GIVEN EXERCISE
For every line in the data below that contains "regions", copy the line.

## START RECORD EXCERPTS

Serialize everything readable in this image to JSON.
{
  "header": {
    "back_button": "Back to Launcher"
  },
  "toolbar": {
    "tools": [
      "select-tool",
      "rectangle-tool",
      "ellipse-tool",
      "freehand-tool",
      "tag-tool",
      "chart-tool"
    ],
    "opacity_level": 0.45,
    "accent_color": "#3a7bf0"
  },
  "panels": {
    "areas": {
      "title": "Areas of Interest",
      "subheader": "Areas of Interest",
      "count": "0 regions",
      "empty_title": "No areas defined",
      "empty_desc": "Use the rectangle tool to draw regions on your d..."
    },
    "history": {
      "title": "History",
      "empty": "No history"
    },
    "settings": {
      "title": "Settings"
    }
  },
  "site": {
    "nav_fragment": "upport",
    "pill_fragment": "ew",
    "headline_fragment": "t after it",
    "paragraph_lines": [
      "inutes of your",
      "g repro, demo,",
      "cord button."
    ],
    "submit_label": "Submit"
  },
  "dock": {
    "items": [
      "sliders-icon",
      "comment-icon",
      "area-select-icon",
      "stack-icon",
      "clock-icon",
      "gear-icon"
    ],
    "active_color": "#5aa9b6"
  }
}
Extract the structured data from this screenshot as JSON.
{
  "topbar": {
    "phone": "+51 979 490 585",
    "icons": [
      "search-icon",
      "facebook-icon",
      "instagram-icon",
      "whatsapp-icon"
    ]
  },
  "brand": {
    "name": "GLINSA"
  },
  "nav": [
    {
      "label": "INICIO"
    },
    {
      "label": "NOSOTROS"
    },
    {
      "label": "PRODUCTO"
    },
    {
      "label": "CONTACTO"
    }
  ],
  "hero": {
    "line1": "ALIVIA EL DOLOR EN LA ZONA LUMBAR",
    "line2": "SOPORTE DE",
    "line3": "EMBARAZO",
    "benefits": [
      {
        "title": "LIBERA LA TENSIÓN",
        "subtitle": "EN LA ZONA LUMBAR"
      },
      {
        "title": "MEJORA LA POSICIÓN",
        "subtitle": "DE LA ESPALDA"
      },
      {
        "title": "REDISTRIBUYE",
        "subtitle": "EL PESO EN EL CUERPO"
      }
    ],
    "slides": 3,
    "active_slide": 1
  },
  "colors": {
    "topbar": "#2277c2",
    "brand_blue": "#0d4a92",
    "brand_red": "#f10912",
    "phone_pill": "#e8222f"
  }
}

## END RECORD EXCERPTS

TASK RESULT
      "count": "0 regions",
      "empty_desc": "Use the rectangle tool to draw regions on your d..."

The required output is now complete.